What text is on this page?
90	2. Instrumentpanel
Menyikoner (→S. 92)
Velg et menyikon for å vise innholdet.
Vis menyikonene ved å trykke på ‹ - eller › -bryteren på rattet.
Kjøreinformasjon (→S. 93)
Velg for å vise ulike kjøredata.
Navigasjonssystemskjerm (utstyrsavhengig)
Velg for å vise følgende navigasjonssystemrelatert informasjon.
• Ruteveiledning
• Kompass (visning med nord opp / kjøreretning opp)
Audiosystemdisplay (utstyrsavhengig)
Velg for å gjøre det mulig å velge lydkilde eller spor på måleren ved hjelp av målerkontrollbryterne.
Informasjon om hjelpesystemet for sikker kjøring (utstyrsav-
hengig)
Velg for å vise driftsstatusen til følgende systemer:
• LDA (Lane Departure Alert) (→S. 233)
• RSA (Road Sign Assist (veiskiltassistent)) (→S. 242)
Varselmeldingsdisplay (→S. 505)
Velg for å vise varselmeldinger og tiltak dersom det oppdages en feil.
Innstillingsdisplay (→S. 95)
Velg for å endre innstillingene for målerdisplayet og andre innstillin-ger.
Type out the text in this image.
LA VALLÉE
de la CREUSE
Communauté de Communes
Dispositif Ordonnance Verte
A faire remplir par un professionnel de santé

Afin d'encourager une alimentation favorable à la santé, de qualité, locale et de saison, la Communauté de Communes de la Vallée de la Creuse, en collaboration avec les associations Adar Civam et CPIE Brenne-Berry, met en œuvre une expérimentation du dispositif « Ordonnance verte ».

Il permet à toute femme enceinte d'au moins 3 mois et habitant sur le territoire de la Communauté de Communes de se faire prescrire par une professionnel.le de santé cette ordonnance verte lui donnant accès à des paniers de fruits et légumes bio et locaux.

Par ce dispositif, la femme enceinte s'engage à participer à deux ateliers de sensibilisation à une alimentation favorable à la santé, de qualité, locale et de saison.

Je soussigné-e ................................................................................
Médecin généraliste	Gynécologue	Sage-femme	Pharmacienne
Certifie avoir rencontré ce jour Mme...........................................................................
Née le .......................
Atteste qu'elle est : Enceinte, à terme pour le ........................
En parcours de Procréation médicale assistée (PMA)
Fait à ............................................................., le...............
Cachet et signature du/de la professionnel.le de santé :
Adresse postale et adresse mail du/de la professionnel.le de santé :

• _GIVEN TASK_
Tell how many lines in the records above contain "følgende", giving the number and no other words.

• _SOLVED PROBLEM_
2